◆ Data shown:
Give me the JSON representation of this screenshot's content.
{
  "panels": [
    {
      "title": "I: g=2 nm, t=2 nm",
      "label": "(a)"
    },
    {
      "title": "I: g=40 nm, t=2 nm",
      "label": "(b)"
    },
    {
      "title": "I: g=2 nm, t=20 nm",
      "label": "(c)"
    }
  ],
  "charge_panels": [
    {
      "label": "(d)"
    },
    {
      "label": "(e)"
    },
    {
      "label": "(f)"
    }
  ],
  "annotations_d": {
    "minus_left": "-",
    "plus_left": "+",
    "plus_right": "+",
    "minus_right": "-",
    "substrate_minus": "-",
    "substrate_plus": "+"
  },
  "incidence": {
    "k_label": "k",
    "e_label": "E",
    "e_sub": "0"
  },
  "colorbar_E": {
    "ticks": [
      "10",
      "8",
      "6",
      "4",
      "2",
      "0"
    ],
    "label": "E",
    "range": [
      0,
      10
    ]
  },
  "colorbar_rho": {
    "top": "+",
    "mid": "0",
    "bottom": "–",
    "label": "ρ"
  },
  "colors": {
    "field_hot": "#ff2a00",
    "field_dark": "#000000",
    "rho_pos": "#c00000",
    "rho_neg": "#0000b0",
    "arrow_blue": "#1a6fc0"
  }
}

◆ What you need to do:
Every line above should be retyped exactly as given.

◆ Solution:
Give me the JSON representation of this screenshot's content.
{
  "panels": [
    {
      "title": "I: g=2 nm, t=2 nm",
      "label": "(a)"
    },
    {
      "title": "I: g=40 nm, t=2 nm",
      "label": "(b)"
    },
    {
      "title": "I: g=2 nm, t=20 nm",
      "label": "(c)"
    }
  ],
  "charge_panels": [
    {
      "label": "(d)"
    },
    {
      "label": "(e)"
    },
    {
      "label": "(f)"
    }
  ],
  "annotations_d": {
    "minus_left": "-",
    "plus_left": "+",
    "plus_right": "+",
    "minus_right": "-",
    "substrate_minus": "-",
    "substrate_plus": "+"
  },
  "incidence": {
    "k_label": "k",
    "e_label": "E",
    "e_sub": "0"
  },
  "colorbar_E": {
    "ticks": [
      "10",
      "8",
      "6",
      "4",
      "2",
      "0"
    ],
    "label": "E",
    "range": [
      0,
      10
    ]
  },
  "colorbar_rho": {
    "top": "+",
    "mid": "0",
    "bottom": "–",
    "label": "ρ"
  },
  "colors": {
    "field_hot": "#ff2a00",
    "field_dark": "#000000",
    "rho_pos": "#c00000",
    "rho_neg": "#0000b0",
    "arrow_blue": "#1a6fc0"
  }
}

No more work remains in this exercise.